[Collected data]
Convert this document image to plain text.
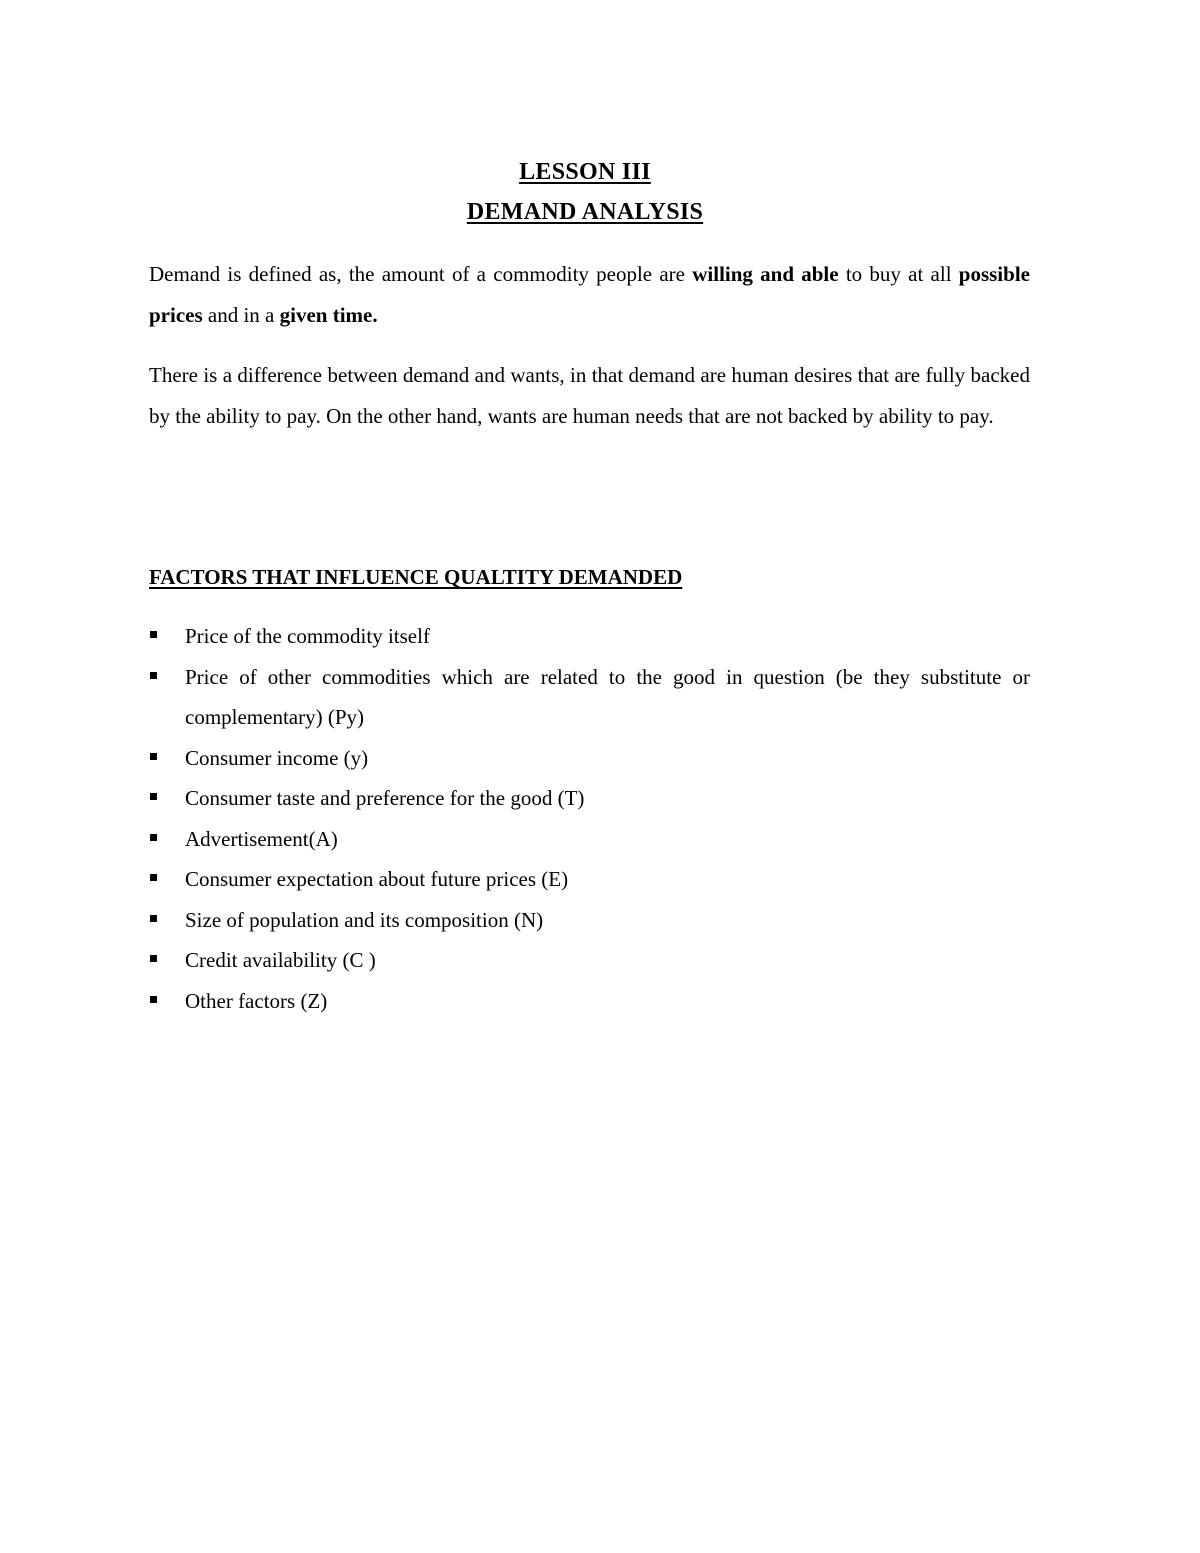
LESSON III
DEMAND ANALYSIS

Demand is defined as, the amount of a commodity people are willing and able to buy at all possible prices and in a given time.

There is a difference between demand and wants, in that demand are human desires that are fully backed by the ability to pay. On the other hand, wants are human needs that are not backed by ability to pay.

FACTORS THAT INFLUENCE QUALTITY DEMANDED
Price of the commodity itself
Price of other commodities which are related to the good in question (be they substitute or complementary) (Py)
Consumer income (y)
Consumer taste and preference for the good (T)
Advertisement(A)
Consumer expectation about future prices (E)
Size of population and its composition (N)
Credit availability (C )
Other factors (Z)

--

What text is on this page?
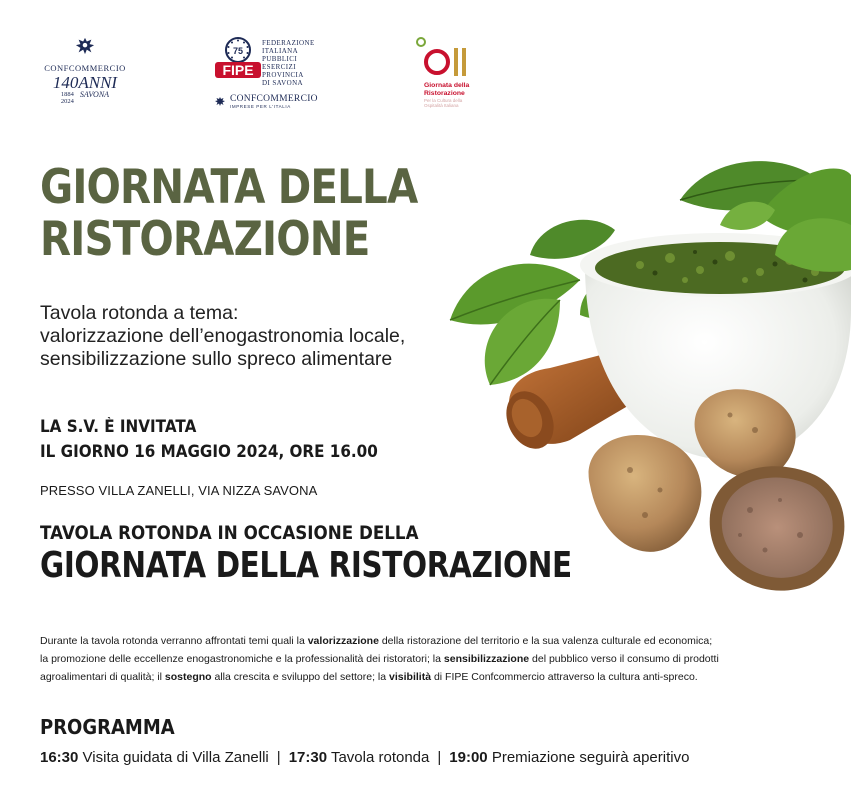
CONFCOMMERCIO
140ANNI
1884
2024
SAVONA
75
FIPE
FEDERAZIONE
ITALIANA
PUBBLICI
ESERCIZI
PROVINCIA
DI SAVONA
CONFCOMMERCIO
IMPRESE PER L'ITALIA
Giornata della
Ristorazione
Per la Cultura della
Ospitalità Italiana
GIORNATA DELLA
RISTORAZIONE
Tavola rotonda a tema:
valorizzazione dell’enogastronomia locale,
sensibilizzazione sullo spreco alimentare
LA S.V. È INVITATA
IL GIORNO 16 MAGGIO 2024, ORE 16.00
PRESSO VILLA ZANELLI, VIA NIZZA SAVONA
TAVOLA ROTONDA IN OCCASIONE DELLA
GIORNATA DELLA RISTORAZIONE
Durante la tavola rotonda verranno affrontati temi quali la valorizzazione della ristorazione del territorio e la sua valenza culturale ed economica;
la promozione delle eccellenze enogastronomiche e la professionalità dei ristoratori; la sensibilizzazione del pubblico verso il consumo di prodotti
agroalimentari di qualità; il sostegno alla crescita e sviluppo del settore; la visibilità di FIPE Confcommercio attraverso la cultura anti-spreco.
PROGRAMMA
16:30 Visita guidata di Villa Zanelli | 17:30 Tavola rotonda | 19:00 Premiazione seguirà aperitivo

---

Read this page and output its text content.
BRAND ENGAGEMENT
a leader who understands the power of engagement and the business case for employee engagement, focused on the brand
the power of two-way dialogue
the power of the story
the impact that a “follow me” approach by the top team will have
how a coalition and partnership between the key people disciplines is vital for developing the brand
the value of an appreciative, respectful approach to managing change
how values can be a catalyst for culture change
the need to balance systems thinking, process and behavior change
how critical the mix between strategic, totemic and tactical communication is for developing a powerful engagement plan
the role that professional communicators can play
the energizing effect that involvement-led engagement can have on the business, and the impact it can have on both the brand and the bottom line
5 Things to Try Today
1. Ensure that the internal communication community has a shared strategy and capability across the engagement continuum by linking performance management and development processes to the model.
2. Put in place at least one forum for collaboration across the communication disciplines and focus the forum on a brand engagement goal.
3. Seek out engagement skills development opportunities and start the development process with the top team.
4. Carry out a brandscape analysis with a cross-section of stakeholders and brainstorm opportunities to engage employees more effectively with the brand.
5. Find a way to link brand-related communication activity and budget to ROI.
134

> _TASK GOAL_:
How many lines in the entries contain the string "SAVONA"? Answer with the number only.

> _ANSWER TO THE PROBLEM_:
3